- **Given task**
List all lines of the data containing the word "excess".

- **Data shown**

/---

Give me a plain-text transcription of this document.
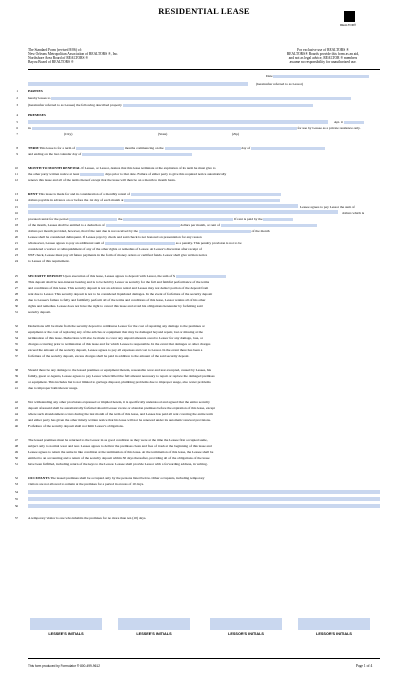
RESIDENTIAL LEASE
REALTOR®
The Standard Form (revised 8/06) of:
New Orleans Metropolitan Association of REALTORS ®, Inc.
Northshore Area Board of REALTORS ®
Bayou Board of REALTORS ®
For exclusive use of REALTORS ®
REALTORS® Boards provide this form as an aid,
and not as legal advice, REALTOR ® members
assume no responsibility for unauthorized use.
Date
(hereinafter referred to as Lessor)
1
2
3
4
5
6
7
8
9
10
11
12
13
14
15
16
17
18
19
20
21
22
23
24
25
26
27
28
29
30
31
32
33
34
35
36
37
38
39
40
41
42
43
44
45
46
47
48
49
50
51
52
53
54
55
56
57
PARTIES
hereby leases to
(hereinafter referred to as Lessee) the following described property
PREMISES
Apt. #
in	for use by Lessee as a private residence only.
(City)	(State)	(Zip)
TERM This lease is for a term of	months commencing on the	day of
and ending on the last calendar day of
MONTH TO MONTH RENEWAL If Lessee, or Lessor, desires that this lease terminate at the expiration of its term he must give to
the other party written notice at least	days prior to that date. Failure of either party to give this required notice automatically
renews this lease and all of the terms thereof except that the lease will then be on a month to month basis.
RENT This lease is made for and in consideration of a monthly rental of
dollars payable in advance on or before the 1st day of each month at
Lessee agrees to pay Lessor the sum of
dollars which is
prorated rental for the period	the	If rent is paid by the
of the month, Lessee shall be entitled to a deduction of	dollars per month, or rent of
dollars per month provided, however, that if the rent due is not received by the	of the month
Lessee shall be considered delinquent. If Lessee pays by check and said check is not honored on presentation for any reason
whatsoever, Lessee agrees to pay an additional sum of	as a penalty. This penalty provision is not to be
considered a waiver or relinquishment of any of the other rights or remedies of Lessor. At Lessor's discretion after receipt of
NSF check, Lessee must pay all future payments in the form of money orders or certified funds. Lessor shall give written notice
to Lessee of this requirement.
SECURITY DEPOSIT Upon execution of this lease, Lessee agrees to deposit with Lessor, the sum of $
This deposit shall be non-interest bearing and is to be held by Lessor as security for the full and faithful performance of the terms
and conditions of this lease. This security deposit is not an advance rental and Lessee may not deduct portion of the deposit from
rent due to Lessor. This security deposit is not to be considered liquidated damages. In the event of forfeiture of the security deposit
due to Lessee's failure to fully and faithfully perform all of the terms and conditions of this lease, Lessor retains all of his other
rights and remedies. Lessee does not have the right to cancel this lease and avoid his obligations hereunder by forfeiting said
security deposit.
Deductions will be made from the security deposit to reimburse Lessor for the cost of repairing any damage to the premises or
equipment or the cost of replacing any of the articles or equipment that may be damaged beyond repair, lost or missing at the
termination of this lease. Deductions will also be made to cover any unpaid amounts owed to Lessor for any damage, loss, or
charges occurring prior to termination of this lease and for which Lessee is responsible. In the event that damages or other charges
exceed the amount of the security deposit, Lessee agrees to pay all expenses and cost to Lessor. In the event there has been a
forfeiture of the security deposit, excess charges shall be paid in addition to the amount of the said security deposit.
Should there be any damage to the leased premises or equipment therein, reasonable wear and tear excepted, caused by Lessee, his
family, guest or Agents, Lessee agrees to pay Lessor when billed the full amount necessary to repair or replace the damaged premises
or equipment. This includes but is not limited to garbage disposal, plumbing problems due to improper usage, also water problems
due to improper bath/shower usage.
Not withstanding any other provisions expressed or implied herein, it is specifically understood and agreed that the entire security
deposit aforesaid shall be automatically forfeited should Lessee vacate or abandon premises before the expiration of this lease, except
where such abandonment occurs during the last month of the term of this lease, and Lessee has paid all rent covering the entire term
and either party has given the other timely written notice that his lease will not be renewed under its automatic renewal provisions.
Forfeiture of the security deposit shall not limit Lessor's obligations.
The leased premises must be returned to the Lessor in as good condition as they were at the time the Lessee first occupied same,
subject only to normal wear and tear. Lessee agrees to deliver the premises clean and free of trash at the beginning of this lease and
Lessee agrees to return the same in like condition at the termination of this lease. At the termination of this lease, the Lessee shall be
entitled to an accounting and a return of the security deposit within 30 days thereafter, providing all of the obligations of the lease
have been fulfilled, including return of the keys to the Lessor. Lessee shall provide Lessor with a forwarding address, in writing.
OCCUPANTS The leased premises shall be occupied only by the persons listed below. Other occupants, including temporary
visitors are not allowed to remain at the premises for a period in excess of 10 days.
A temporary visitor is one who inhabits the premises for no more than ten (10) days.
LESSEE'S INITIALS	LESSEE'S INITIALS	LESSOR'S INITIALS	LESSOR'S INITIALS
This form produced by Formulator ® 800-499-9612	Page 1 of 4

\---

- **Solution to the problem**
forfeiture of the security deposit, excess charges shall be paid in addition to the amount of the said security deposit.
visitors are not allowed to remain at the premises for a period in excess of 10 days.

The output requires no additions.